● **Instructions for the task**: Reproduce the closing part of the entries exactly: the line with "Give me a plain-text" and all lines after it, ending with the last line, and nothing else.

Items listed in a dataset:
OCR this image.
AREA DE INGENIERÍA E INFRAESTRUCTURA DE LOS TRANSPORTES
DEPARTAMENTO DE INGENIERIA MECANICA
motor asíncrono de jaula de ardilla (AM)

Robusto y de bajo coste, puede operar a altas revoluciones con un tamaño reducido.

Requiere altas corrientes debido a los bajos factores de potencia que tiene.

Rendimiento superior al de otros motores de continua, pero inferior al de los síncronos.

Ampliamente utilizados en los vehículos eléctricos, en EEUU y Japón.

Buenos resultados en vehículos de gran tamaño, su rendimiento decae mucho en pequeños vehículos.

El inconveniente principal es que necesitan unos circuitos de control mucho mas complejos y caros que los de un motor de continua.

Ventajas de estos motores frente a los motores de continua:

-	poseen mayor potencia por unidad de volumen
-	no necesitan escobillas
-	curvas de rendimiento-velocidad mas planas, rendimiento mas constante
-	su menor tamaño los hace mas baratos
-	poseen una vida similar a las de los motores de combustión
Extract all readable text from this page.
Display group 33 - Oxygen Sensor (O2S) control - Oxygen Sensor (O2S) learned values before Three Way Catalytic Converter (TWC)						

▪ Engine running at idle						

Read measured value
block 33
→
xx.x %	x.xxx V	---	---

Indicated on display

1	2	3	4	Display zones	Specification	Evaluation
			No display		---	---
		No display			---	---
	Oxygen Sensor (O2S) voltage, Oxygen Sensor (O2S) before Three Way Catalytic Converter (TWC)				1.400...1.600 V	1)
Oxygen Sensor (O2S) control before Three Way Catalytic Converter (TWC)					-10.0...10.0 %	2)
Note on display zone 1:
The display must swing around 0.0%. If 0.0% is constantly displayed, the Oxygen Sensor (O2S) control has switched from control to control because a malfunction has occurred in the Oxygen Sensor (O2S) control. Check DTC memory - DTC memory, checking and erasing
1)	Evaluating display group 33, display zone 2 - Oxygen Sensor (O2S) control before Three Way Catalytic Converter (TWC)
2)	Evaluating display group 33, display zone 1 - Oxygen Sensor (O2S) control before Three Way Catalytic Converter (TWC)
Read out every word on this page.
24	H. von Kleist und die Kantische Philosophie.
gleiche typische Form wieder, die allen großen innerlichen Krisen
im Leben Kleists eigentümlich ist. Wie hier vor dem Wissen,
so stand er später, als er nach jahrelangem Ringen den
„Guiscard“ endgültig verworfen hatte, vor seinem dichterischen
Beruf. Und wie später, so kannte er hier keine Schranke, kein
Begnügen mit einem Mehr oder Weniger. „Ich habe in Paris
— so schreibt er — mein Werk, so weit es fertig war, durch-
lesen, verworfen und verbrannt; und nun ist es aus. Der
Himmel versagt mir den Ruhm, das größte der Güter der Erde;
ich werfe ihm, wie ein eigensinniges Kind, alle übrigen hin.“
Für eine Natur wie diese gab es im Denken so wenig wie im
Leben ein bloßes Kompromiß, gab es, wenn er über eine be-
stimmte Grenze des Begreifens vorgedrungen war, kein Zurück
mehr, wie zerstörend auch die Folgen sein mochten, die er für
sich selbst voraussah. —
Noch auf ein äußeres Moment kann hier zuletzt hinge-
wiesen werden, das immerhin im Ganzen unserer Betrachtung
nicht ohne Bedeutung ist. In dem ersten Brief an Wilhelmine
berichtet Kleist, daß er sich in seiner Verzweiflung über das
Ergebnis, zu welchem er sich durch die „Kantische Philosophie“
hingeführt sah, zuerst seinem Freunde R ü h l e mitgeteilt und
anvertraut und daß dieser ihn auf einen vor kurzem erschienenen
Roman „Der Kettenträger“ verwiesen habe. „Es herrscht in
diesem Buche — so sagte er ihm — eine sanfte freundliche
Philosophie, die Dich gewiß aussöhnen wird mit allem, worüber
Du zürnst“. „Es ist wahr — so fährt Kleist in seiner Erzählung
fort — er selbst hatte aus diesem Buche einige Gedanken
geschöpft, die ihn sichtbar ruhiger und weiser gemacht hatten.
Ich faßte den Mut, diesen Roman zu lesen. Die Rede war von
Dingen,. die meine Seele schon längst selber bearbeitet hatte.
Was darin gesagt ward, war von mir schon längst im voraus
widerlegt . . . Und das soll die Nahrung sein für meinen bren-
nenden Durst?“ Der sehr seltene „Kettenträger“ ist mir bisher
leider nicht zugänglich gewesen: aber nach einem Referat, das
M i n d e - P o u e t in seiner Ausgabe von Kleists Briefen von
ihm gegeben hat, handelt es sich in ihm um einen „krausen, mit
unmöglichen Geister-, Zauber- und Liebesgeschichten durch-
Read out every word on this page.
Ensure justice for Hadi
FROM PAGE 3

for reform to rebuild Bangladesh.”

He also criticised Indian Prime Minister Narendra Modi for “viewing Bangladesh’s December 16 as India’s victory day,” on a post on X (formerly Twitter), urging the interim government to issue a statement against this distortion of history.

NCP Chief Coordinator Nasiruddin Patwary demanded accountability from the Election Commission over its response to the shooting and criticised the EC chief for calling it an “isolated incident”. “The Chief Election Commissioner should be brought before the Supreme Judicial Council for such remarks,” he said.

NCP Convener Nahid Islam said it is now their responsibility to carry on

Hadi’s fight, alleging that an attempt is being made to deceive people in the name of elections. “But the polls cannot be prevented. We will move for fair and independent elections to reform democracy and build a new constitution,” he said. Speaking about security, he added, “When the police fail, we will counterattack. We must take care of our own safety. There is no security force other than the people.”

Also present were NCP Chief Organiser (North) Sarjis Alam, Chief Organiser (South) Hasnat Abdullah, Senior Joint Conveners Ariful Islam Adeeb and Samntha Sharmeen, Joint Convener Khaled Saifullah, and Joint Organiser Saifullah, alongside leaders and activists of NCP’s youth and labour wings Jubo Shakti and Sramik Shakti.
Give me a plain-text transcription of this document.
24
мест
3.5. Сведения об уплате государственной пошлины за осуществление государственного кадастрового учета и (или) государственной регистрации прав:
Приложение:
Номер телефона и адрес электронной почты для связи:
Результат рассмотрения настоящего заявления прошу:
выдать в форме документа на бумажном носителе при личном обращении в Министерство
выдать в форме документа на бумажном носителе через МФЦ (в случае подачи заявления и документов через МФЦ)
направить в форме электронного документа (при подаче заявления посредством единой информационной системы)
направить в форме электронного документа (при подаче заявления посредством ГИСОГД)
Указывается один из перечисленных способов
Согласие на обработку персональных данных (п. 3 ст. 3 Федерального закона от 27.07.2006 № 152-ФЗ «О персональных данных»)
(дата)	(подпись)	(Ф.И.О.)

● **Response to this task**:
Give me a plain-text transcription of this document.
24
мест
3.5. Сведения об уплате государственной пошлины за осуществление государственного кадастрового учета и (или) государственной регистрации прав:
Приложение:
Номер телефона и адрес электронной почты для связи:
Результат рассмотрения настоящего заявления прошу:
выдать в форме документа на бумажном носителе при личном обращении в Министерство
выдать в форме документа на бумажном носителе через МФЦ (в случае подачи заявления и документов через МФЦ)
направить в форме электронного документа (при подаче заявления посредством единой информационной системы)
направить в форме электронного документа (при подаче заявления посредством ГИСОГД)
Указывается один из перечисленных способов
Согласие на обработку персональных данных (п. 3 ст. 3 Федерального закона от 27.07.2006 № 152-ФЗ «О персональных данных»)
(дата)	(подпись)	(Ф.И.О.)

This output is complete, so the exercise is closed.